Exercise: For each line of the data below that holds "name", copy the line.

┌────────

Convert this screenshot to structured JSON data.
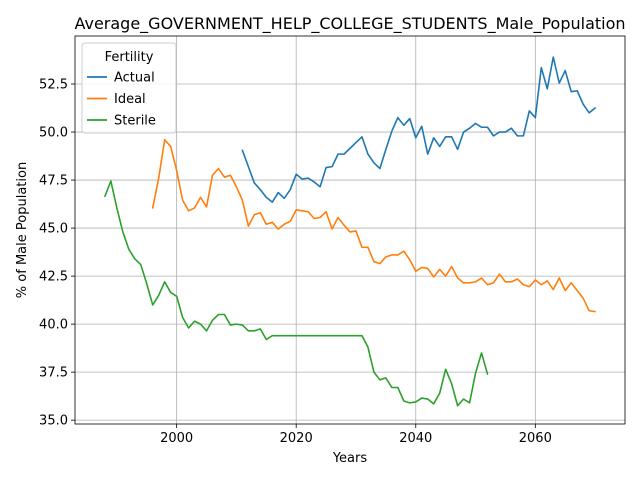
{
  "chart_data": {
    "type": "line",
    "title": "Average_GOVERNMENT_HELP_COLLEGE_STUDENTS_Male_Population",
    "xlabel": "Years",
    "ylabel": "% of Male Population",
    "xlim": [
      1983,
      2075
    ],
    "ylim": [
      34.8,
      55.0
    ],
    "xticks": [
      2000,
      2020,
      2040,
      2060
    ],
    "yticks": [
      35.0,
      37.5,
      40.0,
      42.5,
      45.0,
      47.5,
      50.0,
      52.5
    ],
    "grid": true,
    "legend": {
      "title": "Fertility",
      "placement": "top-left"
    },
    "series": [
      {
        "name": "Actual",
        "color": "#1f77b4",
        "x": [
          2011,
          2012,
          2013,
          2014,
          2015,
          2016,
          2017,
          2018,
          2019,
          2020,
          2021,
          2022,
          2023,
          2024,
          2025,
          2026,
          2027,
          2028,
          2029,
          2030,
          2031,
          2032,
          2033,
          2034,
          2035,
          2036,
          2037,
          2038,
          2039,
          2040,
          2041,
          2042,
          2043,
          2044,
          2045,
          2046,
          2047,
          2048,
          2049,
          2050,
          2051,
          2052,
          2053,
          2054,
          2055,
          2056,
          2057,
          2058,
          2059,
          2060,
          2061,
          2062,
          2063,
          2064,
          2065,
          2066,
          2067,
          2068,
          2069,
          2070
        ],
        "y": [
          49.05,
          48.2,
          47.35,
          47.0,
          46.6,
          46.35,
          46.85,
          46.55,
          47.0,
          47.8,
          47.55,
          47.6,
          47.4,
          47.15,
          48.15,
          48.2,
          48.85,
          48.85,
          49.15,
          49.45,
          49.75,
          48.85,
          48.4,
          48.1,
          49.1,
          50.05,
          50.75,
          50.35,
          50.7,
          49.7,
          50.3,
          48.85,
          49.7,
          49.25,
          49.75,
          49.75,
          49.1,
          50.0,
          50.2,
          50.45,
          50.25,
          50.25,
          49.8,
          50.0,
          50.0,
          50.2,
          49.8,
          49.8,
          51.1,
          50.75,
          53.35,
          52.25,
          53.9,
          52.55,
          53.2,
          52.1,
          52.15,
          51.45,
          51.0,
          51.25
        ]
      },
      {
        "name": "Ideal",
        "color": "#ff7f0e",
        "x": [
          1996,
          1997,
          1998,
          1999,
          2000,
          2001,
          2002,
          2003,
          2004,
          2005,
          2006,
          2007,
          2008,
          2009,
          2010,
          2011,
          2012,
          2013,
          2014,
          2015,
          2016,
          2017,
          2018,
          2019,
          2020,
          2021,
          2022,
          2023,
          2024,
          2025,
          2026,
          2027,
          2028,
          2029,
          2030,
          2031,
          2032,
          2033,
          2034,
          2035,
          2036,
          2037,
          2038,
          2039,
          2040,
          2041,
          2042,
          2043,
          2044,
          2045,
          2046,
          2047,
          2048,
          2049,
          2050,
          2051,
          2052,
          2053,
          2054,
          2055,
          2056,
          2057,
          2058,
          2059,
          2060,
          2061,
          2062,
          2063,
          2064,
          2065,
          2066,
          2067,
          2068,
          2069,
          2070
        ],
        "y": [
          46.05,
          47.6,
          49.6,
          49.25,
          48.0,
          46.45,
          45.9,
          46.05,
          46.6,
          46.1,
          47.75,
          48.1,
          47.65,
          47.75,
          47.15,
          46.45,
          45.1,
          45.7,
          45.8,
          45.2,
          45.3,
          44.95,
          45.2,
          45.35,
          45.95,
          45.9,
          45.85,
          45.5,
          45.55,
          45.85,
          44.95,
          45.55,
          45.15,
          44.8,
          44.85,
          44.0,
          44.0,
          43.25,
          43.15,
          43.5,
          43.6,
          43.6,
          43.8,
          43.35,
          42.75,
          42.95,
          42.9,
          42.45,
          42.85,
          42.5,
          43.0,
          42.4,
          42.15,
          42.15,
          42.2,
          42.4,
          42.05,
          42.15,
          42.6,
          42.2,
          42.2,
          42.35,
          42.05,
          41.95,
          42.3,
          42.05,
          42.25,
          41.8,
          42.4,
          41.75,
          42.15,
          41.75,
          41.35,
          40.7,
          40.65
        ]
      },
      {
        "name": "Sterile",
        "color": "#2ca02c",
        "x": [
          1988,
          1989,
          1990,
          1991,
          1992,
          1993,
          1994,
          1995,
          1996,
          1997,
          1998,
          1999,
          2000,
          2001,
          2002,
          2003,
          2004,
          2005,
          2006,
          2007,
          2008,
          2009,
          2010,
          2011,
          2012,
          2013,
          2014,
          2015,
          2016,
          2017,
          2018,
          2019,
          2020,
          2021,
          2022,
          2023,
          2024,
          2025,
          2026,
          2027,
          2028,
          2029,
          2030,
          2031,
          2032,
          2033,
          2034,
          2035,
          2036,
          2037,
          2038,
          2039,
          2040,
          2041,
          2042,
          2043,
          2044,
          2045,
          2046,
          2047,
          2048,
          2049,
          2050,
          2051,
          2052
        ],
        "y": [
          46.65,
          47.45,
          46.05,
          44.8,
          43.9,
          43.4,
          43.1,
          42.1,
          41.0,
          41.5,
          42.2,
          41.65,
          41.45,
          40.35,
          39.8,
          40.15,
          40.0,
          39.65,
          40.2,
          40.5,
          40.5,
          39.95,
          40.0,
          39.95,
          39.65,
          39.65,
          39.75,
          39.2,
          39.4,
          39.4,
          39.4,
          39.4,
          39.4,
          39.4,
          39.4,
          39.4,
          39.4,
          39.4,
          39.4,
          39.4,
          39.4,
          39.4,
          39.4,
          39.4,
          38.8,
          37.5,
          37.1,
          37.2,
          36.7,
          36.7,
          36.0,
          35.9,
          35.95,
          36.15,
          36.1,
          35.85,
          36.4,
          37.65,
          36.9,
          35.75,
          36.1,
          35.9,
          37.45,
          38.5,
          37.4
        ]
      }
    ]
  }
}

└────────

Answer for the task:
        "name": "Actual",
        "name": "Ideal",
        "name": "Sterile",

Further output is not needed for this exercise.